(Stored items)
────────────────

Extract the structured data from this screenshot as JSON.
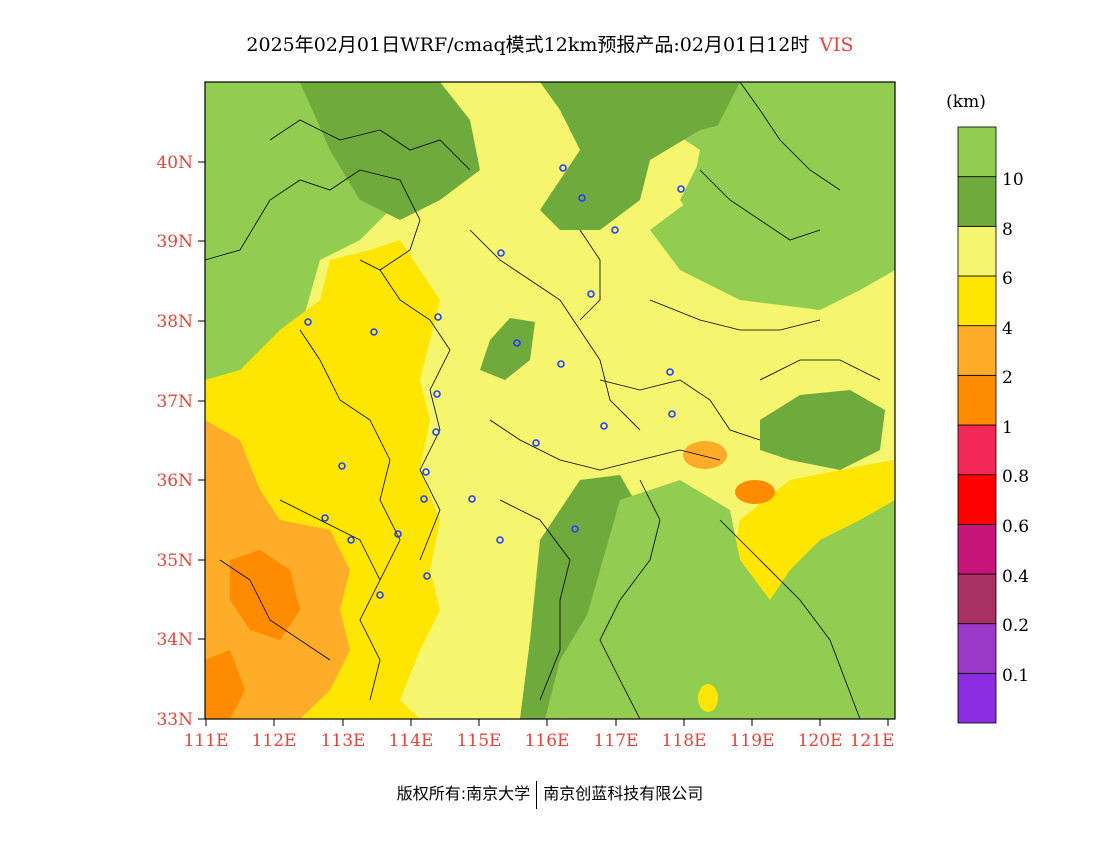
{
  "title": {
    "text": "2025年02月01日WRF/cmaq模式12km预报产品:02月01日12时",
    "variable": "VIS"
  },
  "axes": {
    "lat_labels": [
      "33N",
      "34N",
      "35N",
      "36N",
      "37N",
      "38N",
      "39N",
      "40N"
    ],
    "lon_labels": [
      "111E",
      "112E",
      "113E",
      "114E",
      "115E",
      "116E",
      "117E",
      "118E",
      "119E",
      "120E",
      "121E"
    ]
  },
  "colorbar": {
    "unit": "(km)",
    "levels": [
      {
        "color": "#8b2be2"
      },
      {
        "color": "#9b38c8"
      },
      {
        "color": "#a83062"
      },
      {
        "color": "#c8157a"
      },
      {
        "color": "#ff0000"
      },
      {
        "color": "#f22856"
      },
      {
        "color": "#ff8c00"
      },
      {
        "color": "#ffac28"
      },
      {
        "color": "#ffe600"
      },
      {
        "color": "#f5f56e"
      },
      {
        "color": "#6eaa3c"
      },
      {
        "color": "#91cd50"
      }
    ],
    "labels": [
      "0.1",
      "0.2",
      "0.4",
      "0.6",
      "0.8",
      "1",
      "2",
      "4",
      "6",
      "8",
      "10"
    ]
  },
  "footer": {
    "left": "版权所有:南京大学",
    "right": "南京创蓝科技有限公司"
  },
  "colors": {
    "accent_red": "#e8443a",
    "light_green": "#91cd50",
    "dark_green": "#6eaa3c",
    "light_yellow": "#f5f56e",
    "yellow": "#ffe600",
    "orange_light": "#ffac28",
    "orange": "#ff8c00",
    "city_marker": "#2040ff"
  }
}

────────────────

TASK TO CARRY OUT. Reproduce the whole listing word for word, setting aside any pictures.

REPLY.
Extract the structured data from this screenshot as JSON.
{
  "title": {
    "text": "2025年02月01日WRF/cmaq模式12km预报产品:02月01日12时",
    "variable": "VIS"
  },
  "axes": {
    "lat_labels": [
      "33N",
      "34N",
      "35N",
      "36N",
      "37N",
      "38N",
      "39N",
      "40N"
    ],
    "lon_labels": [
      "111E",
      "112E",
      "113E",
      "114E",
      "115E",
      "116E",
      "117E",
      "118E",
      "119E",
      "120E",
      "121E"
    ]
  },
  "colorbar": {
    "unit": "(km)",
    "levels": [
      {
        "color": "#8b2be2"
      },
      {
        "color": "#9b38c8"
      },
      {
        "color": "#a83062"
      },
      {
        "color": "#c8157a"
      },
      {
        "color": "#ff0000"
      },
      {
        "color": "#f22856"
      },
      {
        "color": "#ff8c00"
      },
      {
        "color": "#ffac28"
      },
      {
        "color": "#ffe600"
      },
      {
        "color": "#f5f56e"
      },
      {
        "color": "#6eaa3c"
      },
      {
        "color": "#91cd50"
      }
    ],
    "labels": [
      "0.1",
      "0.2",
      "0.4",
      "0.6",
      "0.8",
      "1",
      "2",
      "4",
      "6",
      "8",
      "10"
    ]
  },
  "footer": {
    "left": "版权所有:南京大学",
    "right": "南京创蓝科技有限公司"
  },
  "colors": {
    "accent_red": "#e8443a",
    "light_green": "#91cd50",
    "dark_green": "#6eaa3c",
    "light_yellow": "#f5f56e",
    "yellow": "#ffe600",
    "orange_light": "#ffac28",
    "orange": "#ff8c00",
    "city_marker": "#2040ff"
  }
}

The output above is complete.